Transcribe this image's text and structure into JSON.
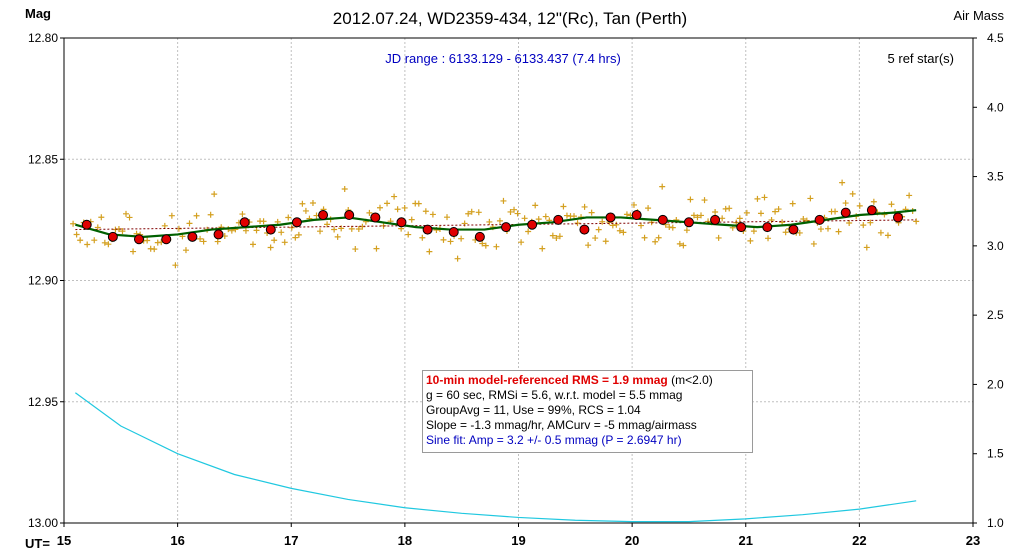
{
  "title": "2012.07.24, WD2359-434, 12\"(Rc), Tan (Perth)",
  "left_axis_label": "Mag",
  "right_axis_label": "Air Mass",
  "bottom_axis_label": "UT=",
  "jd_range": "JD range : 6133.129 - 6133.437 (7.4 hrs)",
  "ref_stars": "5 ref star(s)",
  "info": {
    "rms_label": "10-min model-referenced RMS = 1.9 mmag",
    "rms_note": " (m<2.0)",
    "line2": "g = 60 sec, RMSi = 5.6, w.r.t. model = 5.5 mmag",
    "line3": "GroupAvg  = 11, Use = 99%, RCS = 1.04",
    "line4": "Slope = -1.3 mmag/hr, AMCurv  = -5 mmag/airmass",
    "line5": "Sine fit: Amp = 3.2 +/- 0.5 mmag (P = 2.6947  hr)"
  },
  "colors": {
    "raw_points": "#d4a020",
    "averages": "#e00000",
    "model_fit": "#006000",
    "trend": "#800000",
    "airmass": "#20c8e0",
    "grid": "#c0c0c0",
    "jd_text": "#0000c0"
  },
  "chart_data": {
    "type": "scatter",
    "x_label": "UT=",
    "xlim": [
      15,
      23
    ],
    "x_ticks": [
      15,
      16,
      17,
      18,
      19,
      20,
      21,
      22,
      23
    ],
    "y_left_label": "Mag",
    "ylim_left": [
      13.0,
      12.8
    ],
    "y_left_ticks": [
      "12.80",
      "12.85",
      "12.90",
      "12.95",
      "13.00"
    ],
    "y_right_label": "Air Mass",
    "ylim_right": [
      1.0,
      4.5
    ],
    "y_right_ticks": [
      "1.0",
      "1.5",
      "2.0",
      "2.5",
      "3.0",
      "3.5",
      "4.0",
      "4.5"
    ],
    "grid": true,
    "series": [
      {
        "name": "10-min averages",
        "kind": "points",
        "x": [
          15.2,
          15.43,
          15.66,
          15.9,
          16.13,
          16.36,
          16.59,
          16.82,
          17.05,
          17.28,
          17.51,
          17.74,
          17.97,
          18.2,
          18.43,
          18.66,
          18.89,
          19.12,
          19.35,
          19.58,
          19.81,
          20.04,
          20.27,
          20.5,
          20.73,
          20.96,
          21.19,
          21.42,
          21.65,
          21.88,
          22.11,
          22.34
        ],
        "y": [
          12.877,
          12.882,
          12.883,
          12.883,
          12.882,
          12.881,
          12.876,
          12.879,
          12.876,
          12.873,
          12.873,
          12.874,
          12.876,
          12.879,
          12.88,
          12.882,
          12.878,
          12.877,
          12.875,
          12.879,
          12.874,
          12.873,
          12.875,
          12.876,
          12.875,
          12.878,
          12.878,
          12.879,
          12.875,
          12.872,
          12.871,
          12.874
        ]
      },
      {
        "name": "model fit",
        "kind": "line",
        "x": [
          15.1,
          15.4,
          15.7,
          16.0,
          16.3,
          16.6,
          16.9,
          17.2,
          17.5,
          17.8,
          18.1,
          18.4,
          18.7,
          19.0,
          19.3,
          19.6,
          19.9,
          20.2,
          20.5,
          20.8,
          21.1,
          21.4,
          21.7,
          22.0,
          22.3,
          22.5
        ],
        "y": [
          12.877,
          12.881,
          12.882,
          12.881,
          12.879,
          12.878,
          12.877,
          12.875,
          12.874,
          12.876,
          12.878,
          12.879,
          12.879,
          12.877,
          12.876,
          12.874,
          12.874,
          12.875,
          12.876,
          12.877,
          12.878,
          12.877,
          12.875,
          12.873,
          12.872,
          12.871
        ]
      },
      {
        "name": "trend",
        "kind": "dashed",
        "x": [
          15.1,
          22.5
        ],
        "y": [
          12.879,
          12.875
        ]
      },
      {
        "name": "air mass",
        "kind": "line",
        "axis": "right",
        "x": [
          15.1,
          15.5,
          16.0,
          16.5,
          17.0,
          17.5,
          18.0,
          18.5,
          19.0,
          19.5,
          20.0,
          20.5,
          21.0,
          21.5,
          22.0,
          22.5
        ],
        "y": [
          1.94,
          1.7,
          1.5,
          1.35,
          1.25,
          1.17,
          1.11,
          1.07,
          1.04,
          1.02,
          1.01,
          1.01,
          1.03,
          1.06,
          1.1,
          1.16
        ]
      }
    ],
    "raw_points": {
      "name": "raw measurements",
      "x_start": 15.08,
      "x_end": 22.5,
      "count": 240,
      "scatter_mmag": 5.6
    }
  }
}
# # # # #
**Work to complete:** Using the data above, write out every line exactly, leaving the images behind.

**Written solution:**
Transcribe this image's text and structure into JSON.
{
  "title": "2012.07.24, WD2359-434, 12\"(Rc), Tan (Perth)",
  "left_axis_label": "Mag",
  "right_axis_label": "Air Mass",
  "bottom_axis_label": "UT=",
  "jd_range": "JD range : 6133.129 - 6133.437 (7.4 hrs)",
  "ref_stars": "5 ref star(s)",
  "info": {
    "rms_label": "10-min model-referenced RMS = 1.9 mmag",
    "rms_note": " (m<2.0)",
    "line2": "g = 60 sec, RMSi = 5.6, w.r.t. model = 5.5 mmag",
    "line3": "GroupAvg  = 11, Use = 99%, RCS = 1.04",
    "line4": "Slope = -1.3 mmag/hr, AMCurv  = -5 mmag/airmass",
    "line5": "Sine fit: Amp = 3.2 +/- 0.5 mmag (P = 2.6947  hr)"
  },
  "colors": {
    "raw_points": "#d4a020",
    "averages": "#e00000",
    "model_fit": "#006000",
    "trend": "#800000",
    "airmass": "#20c8e0",
    "grid": "#c0c0c0",
    "jd_text": "#0000c0"
  },
  "chart_data": {
    "type": "scatter",
    "x_label": "UT=",
    "xlim": [
      15,
      23
    ],
    "x_ticks": [
      15,
      16,
      17,
      18,
      19,
      20,
      21,
      22,
      23
    ],
    "y_left_label": "Mag",
    "ylim_left": [
      13.0,
      12.8
    ],
    "y_left_ticks": [
      "12.80",
      "12.85",
      "12.90",
      "12.95",
      "13.00"
    ],
    "y_right_label": "Air Mass",
    "ylim_right": [
      1.0,
      4.5
    ],
    "y_right_ticks": [
      "1.0",
      "1.5",
      "2.0",
      "2.5",
      "3.0",
      "3.5",
      "4.0",
      "4.5"
    ],
    "grid": true,
    "series": [
      {
        "name": "10-min averages",
        "kind": "points",
        "x": [
          15.2,
          15.43,
          15.66,
          15.9,
          16.13,
          16.36,
          16.59,
          16.82,
          17.05,
          17.28,
          17.51,
          17.74,
          17.97,
          18.2,
          18.43,
          18.66,
          18.89,
          19.12,
          19.35,
          19.58,
          19.81,
          20.04,
          20.27,
          20.5,
          20.73,
          20.96,
          21.19,
          21.42,
          21.65,
          21.88,
          22.11,
          22.34
        ],
        "y": [
          12.877,
          12.882,
          12.883,
          12.883,
          12.882,
          12.881,
          12.876,
          12.879,
          12.876,
          12.873,
          12.873,
          12.874,
          12.876,
          12.879,
          12.88,
          12.882,
          12.878,
          12.877,
          12.875,
          12.879,
          12.874,
          12.873,
          12.875,
          12.876,
          12.875,
          12.878,
          12.878,
          12.879,
          12.875,
          12.872,
          12.871,
          12.874
        ]
      },
      {
        "name": "model fit",
        "kind": "line",
        "x": [
          15.1,
          15.4,
          15.7,
          16.0,
          16.3,
          16.6,
          16.9,
          17.2,
          17.5,
          17.8,
          18.1,
          18.4,
          18.7,
          19.0,
          19.3,
          19.6,
          19.9,
          20.2,
          20.5,
          20.8,
          21.1,
          21.4,
          21.7,
          22.0,
          22.3,
          22.5
        ],
        "y": [
          12.877,
          12.881,
          12.882,
          12.881,
          12.879,
          12.878,
          12.877,
          12.875,
          12.874,
          12.876,
          12.878,
          12.879,
          12.879,
          12.877,
          12.876,
          12.874,
          12.874,
          12.875,
          12.876,
          12.877,
          12.878,
          12.877,
          12.875,
          12.873,
          12.872,
          12.871
        ]
      },
      {
        "name": "trend",
        "kind": "dashed",
        "x": [
          15.1,
          22.5
        ],
        "y": [
          12.879,
          12.875
        ]
      },
      {
        "name": "air mass",
        "kind": "line",
        "axis": "right",
        "x": [
          15.1,
          15.5,
          16.0,
          16.5,
          17.0,
          17.5,
          18.0,
          18.5,
          19.0,
          19.5,
          20.0,
          20.5,
          21.0,
          21.5,
          22.0,
          22.5
        ],
        "y": [
          1.94,
          1.7,
          1.5,
          1.35,
          1.25,
          1.17,
          1.11,
          1.07,
          1.04,
          1.02,
          1.01,
          1.01,
          1.03,
          1.06,
          1.1,
          1.16
        ]
      }
    ],
    "raw_points": {
      "name": "raw measurements",
      "x_start": 15.08,
      "x_end": 22.5,
      "count": 240,
      "scatter_mmag": 5.6
    }
  }
}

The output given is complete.